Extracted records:
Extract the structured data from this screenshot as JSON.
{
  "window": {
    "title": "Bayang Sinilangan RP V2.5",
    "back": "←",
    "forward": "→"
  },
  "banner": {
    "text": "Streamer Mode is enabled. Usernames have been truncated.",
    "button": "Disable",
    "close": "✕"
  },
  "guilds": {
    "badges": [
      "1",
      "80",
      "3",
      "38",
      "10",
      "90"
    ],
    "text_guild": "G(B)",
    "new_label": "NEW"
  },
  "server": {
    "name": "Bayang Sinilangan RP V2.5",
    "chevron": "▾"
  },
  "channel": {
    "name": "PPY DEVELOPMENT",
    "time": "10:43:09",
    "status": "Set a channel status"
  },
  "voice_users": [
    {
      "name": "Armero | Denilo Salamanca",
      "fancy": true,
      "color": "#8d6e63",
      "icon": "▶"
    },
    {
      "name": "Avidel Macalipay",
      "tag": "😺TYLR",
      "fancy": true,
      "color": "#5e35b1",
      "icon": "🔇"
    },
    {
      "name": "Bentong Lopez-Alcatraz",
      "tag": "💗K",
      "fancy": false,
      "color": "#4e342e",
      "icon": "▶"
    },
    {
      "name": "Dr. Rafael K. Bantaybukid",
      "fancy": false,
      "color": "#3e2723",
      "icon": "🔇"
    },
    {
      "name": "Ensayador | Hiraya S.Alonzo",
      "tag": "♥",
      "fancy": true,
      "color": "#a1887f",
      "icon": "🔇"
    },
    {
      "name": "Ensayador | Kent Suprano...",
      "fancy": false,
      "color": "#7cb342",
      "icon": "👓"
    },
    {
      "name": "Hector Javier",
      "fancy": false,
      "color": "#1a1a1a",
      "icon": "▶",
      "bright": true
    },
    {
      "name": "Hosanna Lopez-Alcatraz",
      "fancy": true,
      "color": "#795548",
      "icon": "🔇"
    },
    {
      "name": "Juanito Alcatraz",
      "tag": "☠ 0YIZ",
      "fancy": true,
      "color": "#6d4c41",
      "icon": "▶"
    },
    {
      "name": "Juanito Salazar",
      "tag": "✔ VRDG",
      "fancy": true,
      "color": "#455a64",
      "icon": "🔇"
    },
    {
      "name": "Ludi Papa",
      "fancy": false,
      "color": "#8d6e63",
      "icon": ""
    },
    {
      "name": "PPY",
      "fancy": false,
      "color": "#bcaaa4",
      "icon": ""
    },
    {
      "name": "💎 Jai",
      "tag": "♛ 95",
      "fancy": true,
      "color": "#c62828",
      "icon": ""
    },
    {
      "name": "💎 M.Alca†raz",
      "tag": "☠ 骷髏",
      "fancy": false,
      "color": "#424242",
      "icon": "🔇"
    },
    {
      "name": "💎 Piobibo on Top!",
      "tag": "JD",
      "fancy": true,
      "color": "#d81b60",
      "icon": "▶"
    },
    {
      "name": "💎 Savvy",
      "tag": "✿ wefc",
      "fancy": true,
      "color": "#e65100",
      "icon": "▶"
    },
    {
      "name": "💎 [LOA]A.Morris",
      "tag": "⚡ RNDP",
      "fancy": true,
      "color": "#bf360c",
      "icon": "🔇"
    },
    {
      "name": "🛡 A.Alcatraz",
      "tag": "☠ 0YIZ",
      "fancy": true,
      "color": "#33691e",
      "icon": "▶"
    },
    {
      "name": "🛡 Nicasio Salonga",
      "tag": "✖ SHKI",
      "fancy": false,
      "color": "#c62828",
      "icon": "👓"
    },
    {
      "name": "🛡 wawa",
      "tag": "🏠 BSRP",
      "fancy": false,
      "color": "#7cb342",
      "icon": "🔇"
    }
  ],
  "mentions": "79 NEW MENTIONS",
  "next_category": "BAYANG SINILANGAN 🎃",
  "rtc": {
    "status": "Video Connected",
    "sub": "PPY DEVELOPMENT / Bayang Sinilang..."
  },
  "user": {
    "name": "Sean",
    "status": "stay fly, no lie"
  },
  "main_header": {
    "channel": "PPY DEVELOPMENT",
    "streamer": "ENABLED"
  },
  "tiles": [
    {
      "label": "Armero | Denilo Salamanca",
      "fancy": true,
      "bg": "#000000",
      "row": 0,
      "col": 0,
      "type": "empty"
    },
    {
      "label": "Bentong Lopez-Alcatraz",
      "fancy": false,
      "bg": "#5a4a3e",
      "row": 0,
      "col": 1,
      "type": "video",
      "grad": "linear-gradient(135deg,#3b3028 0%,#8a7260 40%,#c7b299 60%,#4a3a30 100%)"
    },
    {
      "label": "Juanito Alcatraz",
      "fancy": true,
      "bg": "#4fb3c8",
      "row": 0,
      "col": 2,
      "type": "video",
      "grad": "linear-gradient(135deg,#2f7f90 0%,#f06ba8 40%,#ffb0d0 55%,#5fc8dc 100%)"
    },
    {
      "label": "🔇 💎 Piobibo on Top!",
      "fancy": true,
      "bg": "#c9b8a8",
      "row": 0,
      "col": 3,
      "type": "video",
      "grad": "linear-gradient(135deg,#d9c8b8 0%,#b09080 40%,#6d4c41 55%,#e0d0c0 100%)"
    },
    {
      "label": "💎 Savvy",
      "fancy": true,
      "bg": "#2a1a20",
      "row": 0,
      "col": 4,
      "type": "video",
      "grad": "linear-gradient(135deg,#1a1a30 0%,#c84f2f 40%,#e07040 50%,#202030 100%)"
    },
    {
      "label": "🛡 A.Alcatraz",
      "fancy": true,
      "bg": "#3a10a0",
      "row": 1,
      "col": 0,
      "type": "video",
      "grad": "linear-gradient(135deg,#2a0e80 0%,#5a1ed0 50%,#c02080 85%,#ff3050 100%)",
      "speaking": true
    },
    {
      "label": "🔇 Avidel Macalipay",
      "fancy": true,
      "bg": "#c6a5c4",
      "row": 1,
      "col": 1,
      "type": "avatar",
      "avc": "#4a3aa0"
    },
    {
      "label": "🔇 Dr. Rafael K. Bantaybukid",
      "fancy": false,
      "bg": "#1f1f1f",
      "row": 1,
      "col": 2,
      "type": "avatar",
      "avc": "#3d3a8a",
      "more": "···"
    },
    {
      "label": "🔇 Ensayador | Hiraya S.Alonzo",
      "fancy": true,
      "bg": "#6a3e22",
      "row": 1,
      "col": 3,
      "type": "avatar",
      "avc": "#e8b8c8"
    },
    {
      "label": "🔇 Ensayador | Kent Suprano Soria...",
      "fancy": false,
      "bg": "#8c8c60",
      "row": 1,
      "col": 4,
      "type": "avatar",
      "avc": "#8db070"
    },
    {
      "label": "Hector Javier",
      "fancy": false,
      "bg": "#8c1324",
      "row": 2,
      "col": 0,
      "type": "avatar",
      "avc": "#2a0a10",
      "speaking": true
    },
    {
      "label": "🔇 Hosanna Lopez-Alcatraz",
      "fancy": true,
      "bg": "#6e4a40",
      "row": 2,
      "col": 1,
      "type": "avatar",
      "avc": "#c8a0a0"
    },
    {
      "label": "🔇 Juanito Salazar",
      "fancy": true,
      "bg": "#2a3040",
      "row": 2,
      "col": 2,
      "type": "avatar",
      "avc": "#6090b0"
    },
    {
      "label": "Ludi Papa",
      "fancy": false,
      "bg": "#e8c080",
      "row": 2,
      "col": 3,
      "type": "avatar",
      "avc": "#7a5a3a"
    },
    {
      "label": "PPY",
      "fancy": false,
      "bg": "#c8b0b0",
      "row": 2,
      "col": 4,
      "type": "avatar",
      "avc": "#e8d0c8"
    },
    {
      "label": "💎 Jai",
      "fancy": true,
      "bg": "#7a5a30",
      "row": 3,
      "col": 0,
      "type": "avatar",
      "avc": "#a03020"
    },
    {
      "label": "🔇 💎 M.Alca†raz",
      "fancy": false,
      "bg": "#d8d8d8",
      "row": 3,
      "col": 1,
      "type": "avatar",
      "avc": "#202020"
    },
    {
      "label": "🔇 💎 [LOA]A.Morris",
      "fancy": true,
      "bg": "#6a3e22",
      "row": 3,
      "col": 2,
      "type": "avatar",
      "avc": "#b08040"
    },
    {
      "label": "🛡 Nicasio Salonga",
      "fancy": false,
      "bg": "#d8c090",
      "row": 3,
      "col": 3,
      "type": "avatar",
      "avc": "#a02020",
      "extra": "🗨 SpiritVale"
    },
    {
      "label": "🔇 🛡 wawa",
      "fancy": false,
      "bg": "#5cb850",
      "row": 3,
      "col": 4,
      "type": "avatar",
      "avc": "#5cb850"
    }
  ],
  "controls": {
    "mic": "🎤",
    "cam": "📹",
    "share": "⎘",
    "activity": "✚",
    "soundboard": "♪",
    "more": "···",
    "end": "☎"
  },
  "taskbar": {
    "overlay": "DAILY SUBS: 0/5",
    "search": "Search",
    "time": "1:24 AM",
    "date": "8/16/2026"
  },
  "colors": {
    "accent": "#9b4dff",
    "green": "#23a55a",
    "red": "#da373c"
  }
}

To do:
Copy out every line where the word "Salonga" occurs.

Exercise answer:
      "name": "🛡 Nicasio Salonga",
      "label": "🛡 Nicasio Salonga",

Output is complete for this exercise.